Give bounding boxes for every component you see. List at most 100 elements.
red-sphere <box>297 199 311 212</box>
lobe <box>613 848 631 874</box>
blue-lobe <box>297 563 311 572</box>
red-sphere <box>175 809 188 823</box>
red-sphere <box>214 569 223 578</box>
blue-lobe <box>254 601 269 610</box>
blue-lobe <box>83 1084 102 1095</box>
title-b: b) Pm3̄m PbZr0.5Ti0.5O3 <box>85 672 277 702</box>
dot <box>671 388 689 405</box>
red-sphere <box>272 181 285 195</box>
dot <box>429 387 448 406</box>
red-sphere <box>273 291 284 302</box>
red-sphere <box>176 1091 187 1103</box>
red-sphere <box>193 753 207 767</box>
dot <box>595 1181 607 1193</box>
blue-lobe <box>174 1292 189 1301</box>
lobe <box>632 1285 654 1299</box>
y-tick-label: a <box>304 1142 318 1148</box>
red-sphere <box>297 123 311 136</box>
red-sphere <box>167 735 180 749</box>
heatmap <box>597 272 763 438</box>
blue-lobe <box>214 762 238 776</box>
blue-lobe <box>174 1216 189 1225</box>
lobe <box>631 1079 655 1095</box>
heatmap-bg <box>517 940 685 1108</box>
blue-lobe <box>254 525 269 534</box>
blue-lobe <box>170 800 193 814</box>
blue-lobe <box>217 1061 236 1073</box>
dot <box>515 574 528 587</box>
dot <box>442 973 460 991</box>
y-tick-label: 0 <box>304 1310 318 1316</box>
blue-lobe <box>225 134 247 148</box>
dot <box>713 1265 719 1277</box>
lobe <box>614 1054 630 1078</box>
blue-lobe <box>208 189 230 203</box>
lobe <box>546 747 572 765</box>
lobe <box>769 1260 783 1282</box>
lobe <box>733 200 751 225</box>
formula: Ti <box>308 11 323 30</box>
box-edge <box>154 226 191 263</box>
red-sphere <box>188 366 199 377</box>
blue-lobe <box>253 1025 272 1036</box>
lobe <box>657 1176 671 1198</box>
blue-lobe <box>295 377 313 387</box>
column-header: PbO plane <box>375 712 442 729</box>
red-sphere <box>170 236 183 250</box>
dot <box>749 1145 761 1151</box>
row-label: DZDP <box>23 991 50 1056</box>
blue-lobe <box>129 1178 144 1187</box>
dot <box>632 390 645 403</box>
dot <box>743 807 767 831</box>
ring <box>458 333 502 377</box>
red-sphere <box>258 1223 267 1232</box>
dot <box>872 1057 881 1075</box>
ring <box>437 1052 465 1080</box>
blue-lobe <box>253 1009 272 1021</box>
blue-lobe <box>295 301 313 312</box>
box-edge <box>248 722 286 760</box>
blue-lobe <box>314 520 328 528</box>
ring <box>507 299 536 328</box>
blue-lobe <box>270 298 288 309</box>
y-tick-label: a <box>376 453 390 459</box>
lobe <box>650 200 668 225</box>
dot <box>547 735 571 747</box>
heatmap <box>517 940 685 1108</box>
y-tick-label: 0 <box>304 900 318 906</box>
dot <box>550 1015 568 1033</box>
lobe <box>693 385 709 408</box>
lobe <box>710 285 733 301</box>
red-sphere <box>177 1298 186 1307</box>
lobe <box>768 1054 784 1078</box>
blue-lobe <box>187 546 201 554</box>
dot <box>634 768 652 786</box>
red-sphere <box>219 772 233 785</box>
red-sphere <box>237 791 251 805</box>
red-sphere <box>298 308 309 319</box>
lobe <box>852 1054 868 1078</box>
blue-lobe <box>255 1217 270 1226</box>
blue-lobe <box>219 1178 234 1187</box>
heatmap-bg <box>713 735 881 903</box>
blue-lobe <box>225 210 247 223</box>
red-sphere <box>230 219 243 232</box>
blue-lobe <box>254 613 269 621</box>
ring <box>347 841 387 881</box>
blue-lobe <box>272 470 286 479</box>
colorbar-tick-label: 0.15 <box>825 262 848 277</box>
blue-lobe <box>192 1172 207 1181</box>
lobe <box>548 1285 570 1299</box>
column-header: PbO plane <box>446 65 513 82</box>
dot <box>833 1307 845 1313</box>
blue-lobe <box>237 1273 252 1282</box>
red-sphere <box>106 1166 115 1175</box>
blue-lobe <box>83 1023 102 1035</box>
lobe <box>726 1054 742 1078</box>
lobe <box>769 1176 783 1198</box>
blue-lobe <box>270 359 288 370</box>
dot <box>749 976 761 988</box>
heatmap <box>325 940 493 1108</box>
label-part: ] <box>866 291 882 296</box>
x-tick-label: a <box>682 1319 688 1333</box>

==

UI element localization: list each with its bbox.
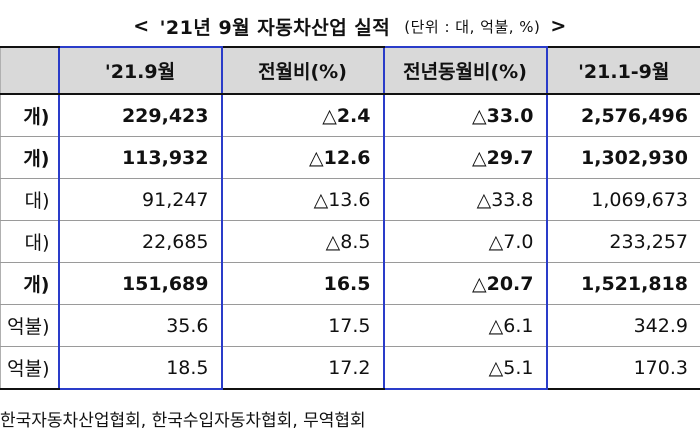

Problem statement: Arrange the lines from the one containing "Give bounding boxes" through the one containing "blue-lobe <box>83 1084 102 1095</box>", both included, as a numbered list with any blank lines left out. List only those lines.

Expected answer:
1. Give bounding boxes for every component you see. List at most 100 elements.
2. red-sphere <box>297 199 311 212</box>
3. lobe <box>613 848 631 874</box>
4. blue-lobe <box>297 563 311 572</box>
5. red-sphere <box>175 809 188 823</box>
6. red-sphere <box>214 569 223 578</box>
7. blue-lobe <box>254 601 269 610</box>
8. blue-lobe <box>83 1084 102 1095</box>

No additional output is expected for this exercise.